● **Exercise goal**: Lift every line from the entries that includes the word "Hindus".

[Data extracted from a collection]
▼

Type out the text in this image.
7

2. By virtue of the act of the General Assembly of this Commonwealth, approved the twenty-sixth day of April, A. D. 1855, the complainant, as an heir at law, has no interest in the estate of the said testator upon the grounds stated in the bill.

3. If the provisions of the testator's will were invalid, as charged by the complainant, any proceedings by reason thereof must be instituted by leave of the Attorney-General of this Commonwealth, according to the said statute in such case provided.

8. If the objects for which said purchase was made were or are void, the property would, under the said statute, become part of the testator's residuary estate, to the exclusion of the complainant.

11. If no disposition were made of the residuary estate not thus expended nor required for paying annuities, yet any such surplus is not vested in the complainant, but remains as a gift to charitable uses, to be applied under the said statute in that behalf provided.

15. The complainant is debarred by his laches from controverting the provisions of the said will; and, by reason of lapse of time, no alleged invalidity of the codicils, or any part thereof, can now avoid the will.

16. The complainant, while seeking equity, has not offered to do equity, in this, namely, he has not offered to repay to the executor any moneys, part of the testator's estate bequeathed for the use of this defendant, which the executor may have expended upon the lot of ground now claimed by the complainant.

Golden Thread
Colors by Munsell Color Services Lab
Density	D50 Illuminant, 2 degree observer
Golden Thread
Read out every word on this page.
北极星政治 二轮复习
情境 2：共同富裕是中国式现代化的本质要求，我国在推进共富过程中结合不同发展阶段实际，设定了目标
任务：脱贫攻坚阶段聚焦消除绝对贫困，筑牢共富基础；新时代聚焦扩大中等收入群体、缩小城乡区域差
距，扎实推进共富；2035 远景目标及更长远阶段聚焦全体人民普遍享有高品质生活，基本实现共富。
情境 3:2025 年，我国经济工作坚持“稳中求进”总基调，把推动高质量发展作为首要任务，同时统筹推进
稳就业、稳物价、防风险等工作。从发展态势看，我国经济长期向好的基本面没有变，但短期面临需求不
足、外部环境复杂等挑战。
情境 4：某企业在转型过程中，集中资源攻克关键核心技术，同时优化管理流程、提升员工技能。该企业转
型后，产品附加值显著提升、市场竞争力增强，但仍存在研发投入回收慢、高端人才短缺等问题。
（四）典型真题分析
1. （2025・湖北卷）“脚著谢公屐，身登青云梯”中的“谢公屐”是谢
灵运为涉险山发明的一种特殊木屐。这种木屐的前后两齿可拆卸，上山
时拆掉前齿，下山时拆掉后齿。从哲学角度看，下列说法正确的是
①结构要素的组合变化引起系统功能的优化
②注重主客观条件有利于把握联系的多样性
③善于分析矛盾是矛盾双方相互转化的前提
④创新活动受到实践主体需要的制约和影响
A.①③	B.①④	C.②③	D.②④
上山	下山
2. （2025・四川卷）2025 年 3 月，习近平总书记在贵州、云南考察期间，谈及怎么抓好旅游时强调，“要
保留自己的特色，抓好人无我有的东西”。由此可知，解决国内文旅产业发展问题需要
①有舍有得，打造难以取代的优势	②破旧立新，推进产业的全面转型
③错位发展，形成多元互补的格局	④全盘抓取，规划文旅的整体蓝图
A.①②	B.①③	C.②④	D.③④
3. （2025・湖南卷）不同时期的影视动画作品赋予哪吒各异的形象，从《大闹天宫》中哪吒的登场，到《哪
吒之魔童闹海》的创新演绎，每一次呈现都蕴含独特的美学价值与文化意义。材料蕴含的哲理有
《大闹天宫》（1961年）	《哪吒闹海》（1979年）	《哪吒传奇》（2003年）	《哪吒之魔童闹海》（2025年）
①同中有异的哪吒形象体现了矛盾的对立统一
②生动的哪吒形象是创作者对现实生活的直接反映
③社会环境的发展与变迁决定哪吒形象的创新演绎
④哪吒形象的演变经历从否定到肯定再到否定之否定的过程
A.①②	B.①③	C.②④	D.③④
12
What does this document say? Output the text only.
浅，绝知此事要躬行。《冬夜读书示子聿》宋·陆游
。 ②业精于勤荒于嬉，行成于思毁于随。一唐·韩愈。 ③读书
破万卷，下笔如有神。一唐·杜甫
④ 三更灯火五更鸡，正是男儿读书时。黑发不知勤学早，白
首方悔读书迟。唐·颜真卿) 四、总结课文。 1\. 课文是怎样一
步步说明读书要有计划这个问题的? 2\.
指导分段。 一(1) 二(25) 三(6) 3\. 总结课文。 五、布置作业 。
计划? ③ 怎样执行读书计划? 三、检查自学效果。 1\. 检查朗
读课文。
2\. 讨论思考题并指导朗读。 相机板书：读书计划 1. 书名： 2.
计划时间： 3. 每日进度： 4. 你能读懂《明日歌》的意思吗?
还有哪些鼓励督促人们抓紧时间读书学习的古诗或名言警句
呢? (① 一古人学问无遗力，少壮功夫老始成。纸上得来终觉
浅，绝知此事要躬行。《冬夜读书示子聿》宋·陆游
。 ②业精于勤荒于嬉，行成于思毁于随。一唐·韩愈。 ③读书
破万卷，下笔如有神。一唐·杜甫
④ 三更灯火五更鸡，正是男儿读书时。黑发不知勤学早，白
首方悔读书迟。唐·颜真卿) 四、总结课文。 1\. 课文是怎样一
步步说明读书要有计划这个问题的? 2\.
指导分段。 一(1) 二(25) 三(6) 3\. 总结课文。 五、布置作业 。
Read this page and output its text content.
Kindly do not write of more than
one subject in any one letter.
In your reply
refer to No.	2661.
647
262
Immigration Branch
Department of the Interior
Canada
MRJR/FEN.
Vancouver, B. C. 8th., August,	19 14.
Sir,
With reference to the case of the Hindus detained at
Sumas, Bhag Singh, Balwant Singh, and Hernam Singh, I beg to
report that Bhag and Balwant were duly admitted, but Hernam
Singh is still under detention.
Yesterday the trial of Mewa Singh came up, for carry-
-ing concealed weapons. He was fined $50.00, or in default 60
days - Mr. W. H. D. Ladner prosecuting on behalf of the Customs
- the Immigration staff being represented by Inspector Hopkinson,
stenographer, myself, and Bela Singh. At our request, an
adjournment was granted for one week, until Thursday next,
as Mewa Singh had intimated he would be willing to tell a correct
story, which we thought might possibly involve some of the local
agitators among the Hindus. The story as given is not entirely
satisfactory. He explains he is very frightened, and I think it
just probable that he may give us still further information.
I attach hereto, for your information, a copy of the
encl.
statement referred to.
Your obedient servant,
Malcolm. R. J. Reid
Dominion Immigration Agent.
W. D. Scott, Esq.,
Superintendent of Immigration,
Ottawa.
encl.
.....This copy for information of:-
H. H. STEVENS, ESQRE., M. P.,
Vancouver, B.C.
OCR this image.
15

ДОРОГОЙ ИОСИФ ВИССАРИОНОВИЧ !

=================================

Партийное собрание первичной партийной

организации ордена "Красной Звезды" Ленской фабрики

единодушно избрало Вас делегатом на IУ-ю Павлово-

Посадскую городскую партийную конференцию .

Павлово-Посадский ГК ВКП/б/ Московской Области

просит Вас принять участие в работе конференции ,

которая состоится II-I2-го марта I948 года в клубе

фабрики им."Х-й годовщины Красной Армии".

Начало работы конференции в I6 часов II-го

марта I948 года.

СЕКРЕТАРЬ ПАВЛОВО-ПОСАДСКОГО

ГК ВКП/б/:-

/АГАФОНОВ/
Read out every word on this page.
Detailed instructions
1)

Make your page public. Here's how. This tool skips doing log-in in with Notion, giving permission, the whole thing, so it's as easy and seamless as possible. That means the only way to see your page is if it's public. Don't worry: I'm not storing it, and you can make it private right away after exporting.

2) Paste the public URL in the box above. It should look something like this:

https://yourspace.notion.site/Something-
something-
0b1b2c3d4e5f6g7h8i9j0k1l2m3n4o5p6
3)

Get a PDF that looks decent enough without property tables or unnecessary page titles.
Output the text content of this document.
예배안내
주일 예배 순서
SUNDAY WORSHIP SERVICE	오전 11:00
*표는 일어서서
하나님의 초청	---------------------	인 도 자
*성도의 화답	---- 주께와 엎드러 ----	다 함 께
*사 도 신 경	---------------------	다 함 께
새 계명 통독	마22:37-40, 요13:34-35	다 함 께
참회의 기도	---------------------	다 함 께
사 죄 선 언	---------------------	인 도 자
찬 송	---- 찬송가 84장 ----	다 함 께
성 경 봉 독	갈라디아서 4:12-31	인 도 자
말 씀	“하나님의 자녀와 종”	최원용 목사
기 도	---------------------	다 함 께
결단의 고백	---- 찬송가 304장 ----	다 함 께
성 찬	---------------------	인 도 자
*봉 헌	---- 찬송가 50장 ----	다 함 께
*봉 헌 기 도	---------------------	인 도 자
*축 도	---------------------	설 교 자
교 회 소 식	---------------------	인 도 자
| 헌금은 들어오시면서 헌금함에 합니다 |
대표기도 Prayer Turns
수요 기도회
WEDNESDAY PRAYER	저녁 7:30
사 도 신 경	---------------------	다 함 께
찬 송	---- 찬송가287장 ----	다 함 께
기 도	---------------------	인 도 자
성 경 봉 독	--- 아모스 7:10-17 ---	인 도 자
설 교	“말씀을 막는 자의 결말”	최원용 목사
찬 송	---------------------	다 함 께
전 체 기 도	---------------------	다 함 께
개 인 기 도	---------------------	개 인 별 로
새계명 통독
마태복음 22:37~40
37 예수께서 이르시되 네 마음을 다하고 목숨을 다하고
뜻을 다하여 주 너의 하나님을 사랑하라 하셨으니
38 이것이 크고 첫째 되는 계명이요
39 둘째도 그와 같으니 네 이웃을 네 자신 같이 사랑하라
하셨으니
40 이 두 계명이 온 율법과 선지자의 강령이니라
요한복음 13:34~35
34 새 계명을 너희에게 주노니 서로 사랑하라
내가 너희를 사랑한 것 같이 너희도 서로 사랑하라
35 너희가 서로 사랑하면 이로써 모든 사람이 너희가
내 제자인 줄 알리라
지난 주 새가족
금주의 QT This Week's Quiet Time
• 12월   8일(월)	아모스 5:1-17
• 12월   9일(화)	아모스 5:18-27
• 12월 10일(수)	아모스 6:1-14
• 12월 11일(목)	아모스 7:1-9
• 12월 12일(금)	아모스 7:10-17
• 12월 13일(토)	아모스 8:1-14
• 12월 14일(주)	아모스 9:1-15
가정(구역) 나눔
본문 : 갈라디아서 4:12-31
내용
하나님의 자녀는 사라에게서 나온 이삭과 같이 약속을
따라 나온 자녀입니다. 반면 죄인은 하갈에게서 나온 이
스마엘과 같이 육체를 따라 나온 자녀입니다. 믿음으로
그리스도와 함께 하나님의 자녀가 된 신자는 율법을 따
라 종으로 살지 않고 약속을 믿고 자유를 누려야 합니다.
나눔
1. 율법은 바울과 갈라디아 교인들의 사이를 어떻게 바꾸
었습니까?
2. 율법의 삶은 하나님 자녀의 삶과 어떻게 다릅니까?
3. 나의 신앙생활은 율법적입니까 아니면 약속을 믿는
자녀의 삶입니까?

▲

● **Solution for this task**:
With reference to the case of the Hindus detained at
agitators among the Hindus. The story as given is not entirely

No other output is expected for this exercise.